Given exercise. Write out the entire listing below exactly as it appears, minus any pictures.

Stored items:
□ □ □
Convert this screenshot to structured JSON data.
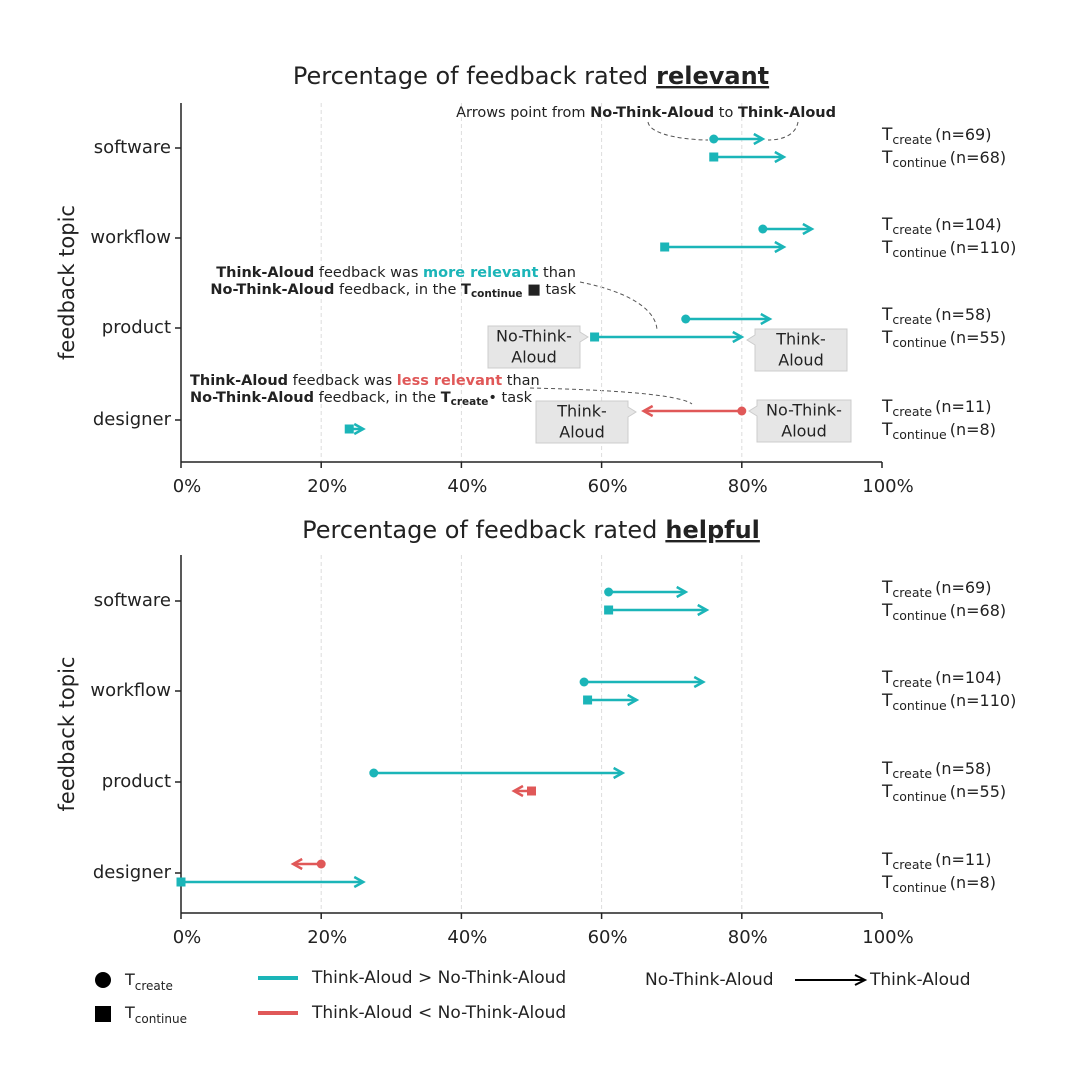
{
  "chart_data": [
    {
      "type": "arrow",
      "title": "Percentage of feedback rated",
      "title_emphasis": "relevant",
      "ylabel": "feedback topic",
      "categories": [
        "software",
        "workflow",
        "product",
        "designer"
      ],
      "xlim": [
        0,
        100
      ],
      "xticks": [
        {
          "value": 0,
          "label": "0%"
        },
        {
          "value": 20,
          "label": "20%"
        },
        {
          "value": 40,
          "label": "40%"
        },
        {
          "value": 60,
          "label": "60%"
        },
        {
          "value": 80,
          "label": "80%"
        },
        {
          "value": 100,
          "label": "100%"
        }
      ],
      "grid": true,
      "colors": {
        "increase": "#1bb5b8",
        "decrease": "#e05858"
      },
      "series": [
        {
          "name": "T",
          "subscript": "create",
          "marker": "circle",
          "from": [
            76,
            83,
            72,
            80
          ],
          "to": [
            83,
            90,
            84,
            66
          ],
          "n_labels": [
            "(n=69)",
            "(n=104)",
            "(n=58)",
            "(n=11)"
          ]
        },
        {
          "name": "T",
          "subscript": "continue",
          "marker": "square",
          "from": [
            76,
            69,
            59,
            24
          ],
          "to": [
            86,
            86,
            80,
            26
          ],
          "n_labels": [
            "(n=68)",
            "(n=110)",
            "(n=55)",
            "(n=8)"
          ]
        }
      ],
      "annotations": [
        {
          "lines": [
            [
              {
                "text": "Arrows point from "
              },
              {
                "text": "No-Think-Aloud",
                "bold": true
              },
              {
                "text": " to "
              },
              {
                "text": "Think-Aloud",
                "bold": true
              }
            ]
          ]
        },
        {
          "lines": [
            [
              {
                "text": "Think-Aloud",
                "bold": true
              },
              {
                "text": " feedback was "
              },
              {
                "text": "more relevant",
                "bold": true,
                "highlight": "increase"
              },
              {
                "text": " than"
              }
            ],
            [
              {
                "text": "No-Think-Aloud",
                "bold": true
              },
              {
                "text": " feedback, in the "
              },
              {
                "text": "T",
                "bold": true
              },
              {
                "text": "continue",
                "bold": true,
                "sub": true
              },
              {
                "text": " ■ task"
              }
            ]
          ]
        },
        {
          "lines": [
            [
              {
                "text": "Think-Aloud",
                "bold": true
              },
              {
                "text": " feedback was "
              },
              {
                "text": "less relevant",
                "bold": true,
                "highlight": "decrease"
              },
              {
                "text": " than"
              }
            ],
            [
              {
                "text": "No-Think-Aloud",
                "bold": true
              },
              {
                "text": " feedback, in the "
              },
              {
                "text": "T",
                "bold": true
              },
              {
                "text": "create",
                "bold": true,
                "sub": true
              },
              {
                "text": "•  task"
              }
            ]
          ]
        }
      ],
      "callouts": [
        {
          "lines": [
            "No-Think-",
            "Aloud"
          ]
        },
        {
          "lines": [
            "Think-",
            "Aloud"
          ]
        },
        {
          "lines": [
            "Think-",
            "Aloud"
          ]
        },
        {
          "lines": [
            "No-Think-",
            "Aloud"
          ]
        }
      ]
    },
    {
      "type": "arrow",
      "title": "Percentage of feedback rated",
      "title_emphasis": "helpful",
      "ylabel": "feedback topic",
      "categories": [
        "software",
        "workflow",
        "product",
        "designer"
      ],
      "xlim": [
        0,
        100
      ],
      "xticks": [
        {
          "value": 0,
          "label": "0%"
        },
        {
          "value": 20,
          "label": "20%"
        },
        {
          "value": 40,
          "label": "40%"
        },
        {
          "value": 60,
          "label": "60%"
        },
        {
          "value": 80,
          "label": "80%"
        },
        {
          "value": 100,
          "label": "100%"
        }
      ],
      "grid": true,
      "colors": {
        "increase": "#1bb5b8",
        "decrease": "#e05858"
      },
      "series": [
        {
          "name": "T",
          "subscript": "create",
          "marker": "circle",
          "from": [
            61,
            57.5,
            27.5,
            20
          ],
          "to": [
            72,
            74.5,
            63,
            16
          ],
          "n_labels": [
            "(n=69)",
            "(n=104)",
            "(n=58)",
            "(n=11)"
          ]
        },
        {
          "name": "T",
          "subscript": "continue",
          "marker": "square",
          "from": [
            61,
            58,
            50,
            0
          ],
          "to": [
            75,
            65,
            47.5,
            26
          ],
          "n_labels": [
            "(n=68)",
            "(n=110)",
            "(n=55)",
            "(n=8)"
          ]
        }
      ]
    }
  ],
  "legend": {
    "increase": "Think-Aloud > No-Think-Aloud",
    "decrease": "Think-Aloud < No-Think-Aloud",
    "arrow_from": "No-Think-Aloud",
    "arrow_to": "Think-Aloud"
  }
}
□ □ □
Result of the task.
Convert this screenshot to structured JSON data.
{
  "chart_data": [
    {
      "type": "arrow",
      "title": "Percentage of feedback rated",
      "title_emphasis": "relevant",
      "ylabel": "feedback topic",
      "categories": [
        "software",
        "workflow",
        "product",
        "designer"
      ],
      "xlim": [
        0,
        100
      ],
      "xticks": [
        {
          "value": 0,
          "label": "0%"
        },
        {
          "value": 20,
          "label": "20%"
        },
        {
          "value": 40,
          "label": "40%"
        },
        {
          "value": 60,
          "label": "60%"
        },
        {
          "value": 80,
          "label": "80%"
        },
        {
          "value": 100,
          "label": "100%"
        }
      ],
      "grid": true,
      "colors": {
        "increase": "#1bb5b8",
        "decrease": "#e05858"
      },
      "series": [
        {
          "name": "T",
          "subscript": "create",
          "marker": "circle",
          "from": [
            76,
            83,
            72,
            80
          ],
          "to": [
            83,
            90,
            84,
            66
          ],
          "n_labels": [
            "(n=69)",
            "(n=104)",
            "(n=58)",
            "(n=11)"
          ]
        },
        {
          "name": "T",
          "subscript": "continue",
          "marker": "square",
          "from": [
            76,
            69,
            59,
            24
          ],
          "to": [
            86,
            86,
            80,
            26
          ],
          "n_labels": [
            "(n=68)",
            "(n=110)",
            "(n=55)",
            "(n=8)"
          ]
        }
      ],
      "annotations": [
        {
          "lines": [
            [
              {
                "text": "Arrows point from "
              },
              {
                "text": "No-Think-Aloud",
                "bold": true
              },
              {
                "text": " to "
              },
              {
                "text": "Think-Aloud",
                "bold": true
              }
            ]
          ]
        },
        {
          "lines": [
            [
              {
                "text": "Think-Aloud",
                "bold": true
              },
              {
                "text": " feedback was "
              },
              {
                "text": "more relevant",
                "bold": true,
                "highlight": "increase"
              },
              {
                "text": " than"
              }
            ],
            [
              {
                "text": "No-Think-Aloud",
                "bold": true
              },
              {
                "text": " feedback, in the "
              },
              {
                "text": "T",
                "bold": true
              },
              {
                "text": "continue",
                "bold": true,
                "sub": true
              },
              {
                "text": " ■ task"
              }
            ]
          ]
        },
        {
          "lines": [
            [
              {
                "text": "Think-Aloud",
                "bold": true
              },
              {
                "text": " feedback was "
              },
              {
                "text": "less relevant",
                "bold": true,
                "highlight": "decrease"
              },
              {
                "text": " than"
              }
            ],
            [
              {
                "text": "No-Think-Aloud",
                "bold": true
              },
              {
                "text": " feedback, in the "
              },
              {
                "text": "T",
                "bold": true
              },
              {
                "text": "create",
                "bold": true,
                "sub": true
              },
              {
                "text": "•  task"
              }
            ]
          ]
        }
      ],
      "callouts": [
        {
          "lines": [
            "No-Think-",
            "Aloud"
          ]
        },
        {
          "lines": [
            "Think-",
            "Aloud"
          ]
        },
        {
          "lines": [
            "Think-",
            "Aloud"
          ]
        },
        {
          "lines": [
            "No-Think-",
            "Aloud"
          ]
        }
      ]
    },
    {
      "type": "arrow",
      "title": "Percentage of feedback rated",
      "title_emphasis": "helpful",
      "ylabel": "feedback topic",
      "categories": [
        "software",
        "workflow",
        "product",
        "designer"
      ],
      "xlim": [
        0,
        100
      ],
      "xticks": [
        {
          "value": 0,
          "label": "0%"
        },
        {
          "value": 20,
          "label": "20%"
        },
        {
          "value": 40,
          "label": "40%"
        },
        {
          "value": 60,
          "label": "60%"
        },
        {
          "value": 80,
          "label": "80%"
        },
        {
          "value": 100,
          "label": "100%"
        }
      ],
      "grid": true,
      "colors": {
        "increase": "#1bb5b8",
        "decrease": "#e05858"
      },
      "series": [
        {
          "name": "T",
          "subscript": "create",
          "marker": "circle",
          "from": [
            61,
            57.5,
            27.5,
            20
          ],
          "to": [
            72,
            74.5,
            63,
            16
          ],
          "n_labels": [
            "(n=69)",
            "(n=104)",
            "(n=58)",
            "(n=11)"
          ]
        },
        {
          "name": "T",
          "subscript": "continue",
          "marker": "square",
          "from": [
            61,
            58,
            50,
            0
          ],
          "to": [
            75,
            65,
            47.5,
            26
          ],
          "n_labels": [
            "(n=68)",
            "(n=110)",
            "(n=55)",
            "(n=8)"
          ]
        }
      ]
    }
  ],
  "legend": {
    "increase": "Think-Aloud > No-Think-Aloud",
    "decrease": "Think-Aloud < No-Think-Aloud",
    "arrow_from": "No-Think-Aloud",
    "arrow_to": "Think-Aloud"
  }
}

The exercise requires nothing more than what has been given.